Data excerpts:
--- Start ---

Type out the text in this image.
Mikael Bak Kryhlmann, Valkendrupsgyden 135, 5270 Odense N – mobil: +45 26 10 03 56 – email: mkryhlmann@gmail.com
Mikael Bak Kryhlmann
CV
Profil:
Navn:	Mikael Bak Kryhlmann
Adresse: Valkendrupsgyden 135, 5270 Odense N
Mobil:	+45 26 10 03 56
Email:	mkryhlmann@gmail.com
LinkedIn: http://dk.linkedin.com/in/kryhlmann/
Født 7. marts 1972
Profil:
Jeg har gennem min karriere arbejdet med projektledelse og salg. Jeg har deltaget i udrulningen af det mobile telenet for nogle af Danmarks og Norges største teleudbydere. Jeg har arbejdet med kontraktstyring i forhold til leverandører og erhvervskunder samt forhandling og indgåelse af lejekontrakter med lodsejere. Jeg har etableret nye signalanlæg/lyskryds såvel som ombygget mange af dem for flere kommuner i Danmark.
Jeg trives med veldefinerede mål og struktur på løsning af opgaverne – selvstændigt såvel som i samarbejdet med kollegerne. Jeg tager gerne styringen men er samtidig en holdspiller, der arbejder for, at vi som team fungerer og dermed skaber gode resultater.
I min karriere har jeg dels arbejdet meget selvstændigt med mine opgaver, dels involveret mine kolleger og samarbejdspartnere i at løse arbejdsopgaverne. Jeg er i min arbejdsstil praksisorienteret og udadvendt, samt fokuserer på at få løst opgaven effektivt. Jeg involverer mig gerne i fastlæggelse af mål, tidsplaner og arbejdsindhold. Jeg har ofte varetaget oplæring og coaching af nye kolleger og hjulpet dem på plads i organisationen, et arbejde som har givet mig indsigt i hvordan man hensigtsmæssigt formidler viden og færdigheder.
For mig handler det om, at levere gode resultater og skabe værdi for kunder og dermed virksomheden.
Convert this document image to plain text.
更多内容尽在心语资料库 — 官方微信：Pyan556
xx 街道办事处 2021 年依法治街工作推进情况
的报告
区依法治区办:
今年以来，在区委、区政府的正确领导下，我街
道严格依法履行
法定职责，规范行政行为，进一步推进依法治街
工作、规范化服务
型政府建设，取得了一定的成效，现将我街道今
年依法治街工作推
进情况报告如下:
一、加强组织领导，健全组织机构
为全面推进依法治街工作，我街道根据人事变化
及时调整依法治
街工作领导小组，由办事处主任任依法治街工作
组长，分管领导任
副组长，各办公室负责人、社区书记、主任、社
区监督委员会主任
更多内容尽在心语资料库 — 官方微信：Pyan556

--- End ---

**TASK REQUIREMENTS:** List the lines of the entries that include "Mikael".

**FINISHED EXERCISE:**
Mikael Bak Kryhlmann, Valkendrupsgyden 135, 5270 Odense N – mobil: +45 26 10 03 56 – email: mkryhlmann@gmail.com
Mikael Bak Kryhlmann
Navn:	Mikael Bak Kryhlmann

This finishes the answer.